§ EXERCISE OBJECTIVE
From the listing below, copy each line that contains the word "lumen".

§ MATERIAL SHOWN
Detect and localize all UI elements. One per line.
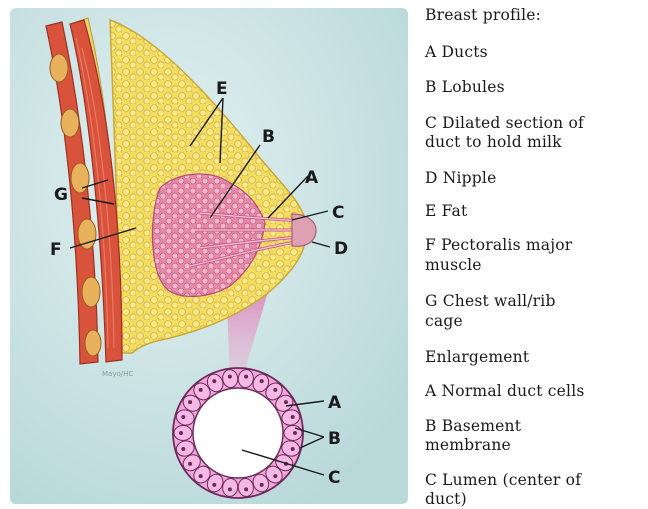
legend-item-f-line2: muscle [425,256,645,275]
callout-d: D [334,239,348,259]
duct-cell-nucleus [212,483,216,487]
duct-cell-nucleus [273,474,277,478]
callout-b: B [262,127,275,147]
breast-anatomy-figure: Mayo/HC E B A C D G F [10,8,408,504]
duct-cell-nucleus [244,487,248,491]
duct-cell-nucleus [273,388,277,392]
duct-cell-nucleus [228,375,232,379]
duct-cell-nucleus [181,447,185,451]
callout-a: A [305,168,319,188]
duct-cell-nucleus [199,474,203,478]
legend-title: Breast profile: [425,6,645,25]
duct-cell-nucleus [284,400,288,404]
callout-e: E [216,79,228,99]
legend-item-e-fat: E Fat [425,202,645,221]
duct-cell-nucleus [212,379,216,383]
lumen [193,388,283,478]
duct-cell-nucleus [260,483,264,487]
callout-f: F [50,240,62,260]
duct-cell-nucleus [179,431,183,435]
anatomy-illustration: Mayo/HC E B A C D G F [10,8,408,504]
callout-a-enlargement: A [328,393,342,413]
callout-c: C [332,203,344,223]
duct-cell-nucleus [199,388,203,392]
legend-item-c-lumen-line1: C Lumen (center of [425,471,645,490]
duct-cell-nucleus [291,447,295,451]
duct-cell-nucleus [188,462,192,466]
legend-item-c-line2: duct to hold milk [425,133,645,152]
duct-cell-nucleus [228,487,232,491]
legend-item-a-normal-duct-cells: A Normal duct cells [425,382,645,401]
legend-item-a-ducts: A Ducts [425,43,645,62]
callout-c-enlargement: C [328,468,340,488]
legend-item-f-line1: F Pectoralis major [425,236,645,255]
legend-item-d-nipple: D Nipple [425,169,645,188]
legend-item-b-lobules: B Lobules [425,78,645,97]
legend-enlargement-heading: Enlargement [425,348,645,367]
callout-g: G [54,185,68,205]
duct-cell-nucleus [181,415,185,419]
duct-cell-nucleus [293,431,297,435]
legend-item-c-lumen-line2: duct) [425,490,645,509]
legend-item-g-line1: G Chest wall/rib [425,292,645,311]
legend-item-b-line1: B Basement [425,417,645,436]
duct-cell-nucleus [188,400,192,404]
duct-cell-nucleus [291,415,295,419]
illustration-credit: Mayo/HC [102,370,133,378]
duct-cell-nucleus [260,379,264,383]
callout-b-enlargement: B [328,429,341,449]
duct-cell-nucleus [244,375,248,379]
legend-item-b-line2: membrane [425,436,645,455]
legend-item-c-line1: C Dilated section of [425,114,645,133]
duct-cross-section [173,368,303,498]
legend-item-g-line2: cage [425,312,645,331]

* * *

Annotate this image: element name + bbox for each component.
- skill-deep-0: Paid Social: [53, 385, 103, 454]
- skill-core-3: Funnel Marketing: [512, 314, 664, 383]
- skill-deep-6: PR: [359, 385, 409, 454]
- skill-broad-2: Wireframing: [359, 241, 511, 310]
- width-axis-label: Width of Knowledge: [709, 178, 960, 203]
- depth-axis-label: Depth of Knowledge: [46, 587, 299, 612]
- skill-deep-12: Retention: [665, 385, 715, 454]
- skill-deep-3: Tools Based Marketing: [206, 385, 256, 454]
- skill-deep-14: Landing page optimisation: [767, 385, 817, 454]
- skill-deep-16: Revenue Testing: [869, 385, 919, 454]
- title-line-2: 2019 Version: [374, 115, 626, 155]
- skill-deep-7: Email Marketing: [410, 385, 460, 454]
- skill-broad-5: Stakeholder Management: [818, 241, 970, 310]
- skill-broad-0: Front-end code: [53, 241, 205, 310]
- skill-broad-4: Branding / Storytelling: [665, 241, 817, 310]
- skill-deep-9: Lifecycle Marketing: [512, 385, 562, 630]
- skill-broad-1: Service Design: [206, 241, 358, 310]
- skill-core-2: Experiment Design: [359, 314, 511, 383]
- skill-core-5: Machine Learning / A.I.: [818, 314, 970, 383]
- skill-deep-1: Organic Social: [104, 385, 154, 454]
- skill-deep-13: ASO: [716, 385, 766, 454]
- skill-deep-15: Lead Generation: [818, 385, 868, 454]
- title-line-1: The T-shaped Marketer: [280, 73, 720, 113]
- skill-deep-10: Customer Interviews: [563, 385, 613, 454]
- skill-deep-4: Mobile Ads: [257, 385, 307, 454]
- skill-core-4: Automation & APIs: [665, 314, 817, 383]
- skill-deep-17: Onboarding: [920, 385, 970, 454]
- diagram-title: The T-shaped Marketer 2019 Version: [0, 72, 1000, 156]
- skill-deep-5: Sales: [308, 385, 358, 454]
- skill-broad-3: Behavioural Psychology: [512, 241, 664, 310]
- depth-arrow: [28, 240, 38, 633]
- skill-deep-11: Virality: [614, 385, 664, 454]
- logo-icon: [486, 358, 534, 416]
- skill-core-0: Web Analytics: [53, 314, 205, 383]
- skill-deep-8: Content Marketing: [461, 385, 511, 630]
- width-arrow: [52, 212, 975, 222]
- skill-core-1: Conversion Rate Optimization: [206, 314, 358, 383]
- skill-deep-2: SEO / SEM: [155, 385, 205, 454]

§ EXPECTED OUTPUT
lumen [193,388,283,478]
legend-item-c-lumen-line1: C Lumen (center of [425,471,645,490]
legend-item-c-lumen-line2: duct) [425,490,645,509]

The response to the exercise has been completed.